# Your objective
Reproduce every record exactly as it appears, but not the pictures.

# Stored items
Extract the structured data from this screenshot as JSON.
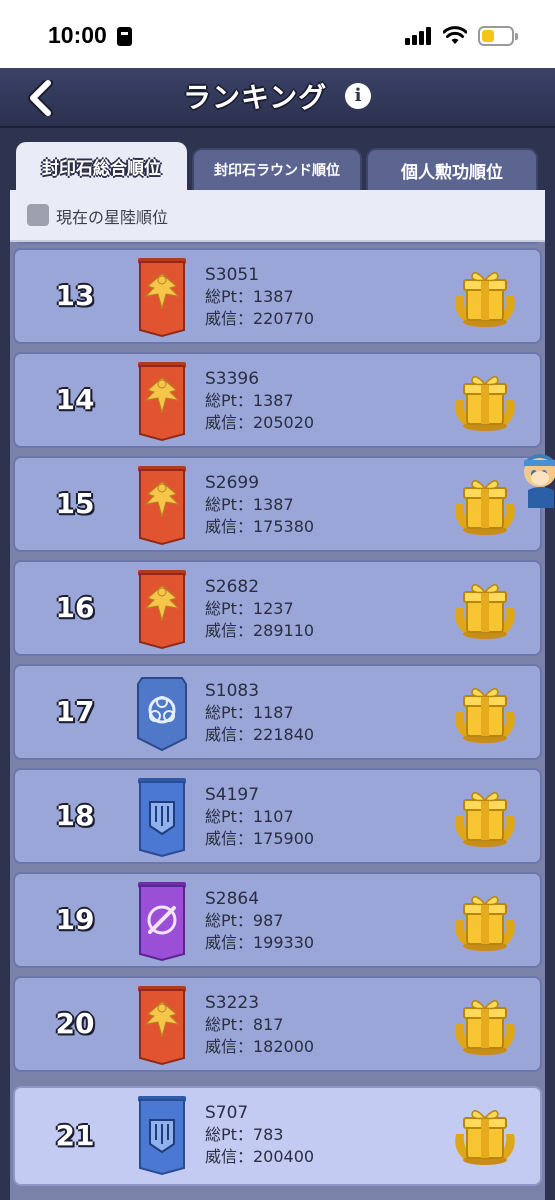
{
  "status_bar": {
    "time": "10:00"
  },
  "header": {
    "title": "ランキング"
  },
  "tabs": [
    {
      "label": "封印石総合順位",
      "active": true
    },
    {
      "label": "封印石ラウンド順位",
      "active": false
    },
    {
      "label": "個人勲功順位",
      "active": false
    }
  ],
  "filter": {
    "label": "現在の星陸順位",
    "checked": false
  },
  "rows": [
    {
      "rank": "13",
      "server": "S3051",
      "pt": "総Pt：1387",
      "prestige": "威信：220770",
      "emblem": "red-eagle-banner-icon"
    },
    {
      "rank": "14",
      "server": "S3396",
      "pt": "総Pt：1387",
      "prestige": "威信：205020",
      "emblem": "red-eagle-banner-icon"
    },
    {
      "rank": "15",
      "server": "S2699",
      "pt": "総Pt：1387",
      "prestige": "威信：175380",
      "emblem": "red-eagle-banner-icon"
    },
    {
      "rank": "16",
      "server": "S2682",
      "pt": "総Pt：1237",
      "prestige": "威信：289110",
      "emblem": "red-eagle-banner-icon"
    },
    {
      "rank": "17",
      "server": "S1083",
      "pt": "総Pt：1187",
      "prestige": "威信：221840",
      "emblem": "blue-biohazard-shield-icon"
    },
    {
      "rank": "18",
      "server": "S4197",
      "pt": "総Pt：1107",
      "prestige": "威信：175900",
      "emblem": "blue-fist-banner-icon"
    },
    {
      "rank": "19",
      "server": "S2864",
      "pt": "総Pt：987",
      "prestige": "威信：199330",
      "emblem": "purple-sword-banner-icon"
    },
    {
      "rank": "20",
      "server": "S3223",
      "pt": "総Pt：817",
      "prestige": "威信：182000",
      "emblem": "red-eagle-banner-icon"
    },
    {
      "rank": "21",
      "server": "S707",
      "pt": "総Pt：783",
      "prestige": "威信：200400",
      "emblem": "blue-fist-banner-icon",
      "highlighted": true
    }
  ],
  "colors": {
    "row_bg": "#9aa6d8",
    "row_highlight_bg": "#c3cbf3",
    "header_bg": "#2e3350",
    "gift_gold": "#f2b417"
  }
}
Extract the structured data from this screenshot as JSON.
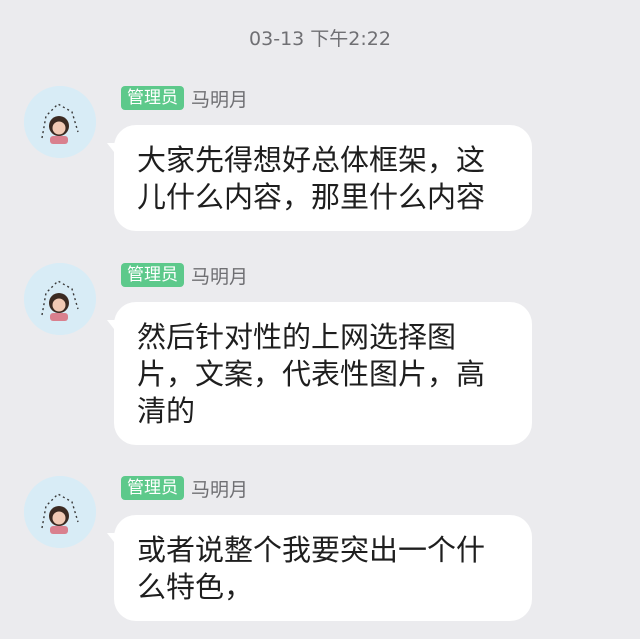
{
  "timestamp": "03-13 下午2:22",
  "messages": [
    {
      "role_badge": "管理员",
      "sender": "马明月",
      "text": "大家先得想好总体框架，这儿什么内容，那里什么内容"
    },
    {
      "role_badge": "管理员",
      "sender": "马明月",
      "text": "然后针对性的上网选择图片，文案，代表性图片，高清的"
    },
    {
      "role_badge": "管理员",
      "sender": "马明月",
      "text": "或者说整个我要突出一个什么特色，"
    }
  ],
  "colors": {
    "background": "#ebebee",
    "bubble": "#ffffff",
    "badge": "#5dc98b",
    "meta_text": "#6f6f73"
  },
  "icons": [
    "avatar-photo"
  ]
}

# Answer to this exercise
Extract the structured data from this screenshot as JSON.
{
  "status_bar": {
    "time": "10:00"
  },
  "header": {
    "title": "ランキング"
  },
  "tabs": [
    {
      "label": "封印石総合順位",
      "active": true
    },
    {
      "label": "封印石ラウンド順位",
      "active": false
    },
    {
      "label": "個人勲功順位",
      "active": false
    }
  ],
  "filter": {
    "label": "現在の星陸順位",
    "checked": false
  },
  "rows": [
    {
      "rank": "13",
      "server": "S3051",
      "pt": "総Pt：1387",
      "prestige": "威信：220770",
      "emblem": "red-eagle-banner-icon"
    },
    {
      "rank": "14",
      "server": "S3396",
      "pt": "総Pt：1387",
      "prestige": "威信：205020",
      "emblem": "red-eagle-banner-icon"
    },
    {
      "rank": "15",
      "server": "S2699",
      "pt": "総Pt：1387",
      "prestige": "威信：175380",
      "emblem": "red-eagle-banner-icon"
    },
    {
      "rank": "16",
      "server": "S2682",
      "pt": "総Pt：1237",
      "prestige": "威信：289110",
      "emblem": "red-eagle-banner-icon"
    },
    {
      "rank": "17",
      "server": "S1083",
      "pt": "総Pt：1187",
      "prestige": "威信：221840",
      "emblem": "blue-biohazard-shield-icon"
    },
    {
      "rank": "18",
      "server": "S4197",
      "pt": "総Pt：1107",
      "prestige": "威信：175900",
      "emblem": "blue-fist-banner-icon"
    },
    {
      "rank": "19",
      "server": "S2864",
      "pt": "総Pt：987",
      "prestige": "威信：199330",
      "emblem": "purple-sword-banner-icon"
    },
    {
      "rank": "20",
      "server": "S3223",
      "pt": "総Pt：817",
      "prestige": "威信：182000",
      "emblem": "red-eagle-banner-icon"
    },
    {
      "rank": "21",
      "server": "S707",
      "pt": "総Pt：783",
      "prestige": "威信：200400",
      "emblem": "blue-fist-banner-icon",
      "highlighted": true
    }
  ],
  "colors": {
    "row_bg": "#9aa6d8",
    "row_highlight_bg": "#c3cbf3",
    "header_bg": "#2e3350",
    "gift_gold": "#f2b417"
  }
}
Extract the structured data from this screenshot as JSON.
{
  "timestamp": "03-13 下午2:22",
  "messages": [
    {
      "role_badge": "管理员",
      "sender": "马明月",
      "text": "大家先得想好总体框架，这儿什么内容，那里什么内容"
    },
    {
      "role_badge": "管理员",
      "sender": "马明月",
      "text": "然后针对性的上网选择图片，文案，代表性图片，高清的"
    },
    {
      "role_badge": "管理员",
      "sender": "马明月",
      "text": "或者说整个我要突出一个什么特色，"
    }
  ],
  "colors": {
    "background": "#ebebee",
    "bubble": "#ffffff",
    "badge": "#5dc98b",
    "meta_text": "#6f6f73"
  },
  "icons": [
    "avatar-photo"
  ]
}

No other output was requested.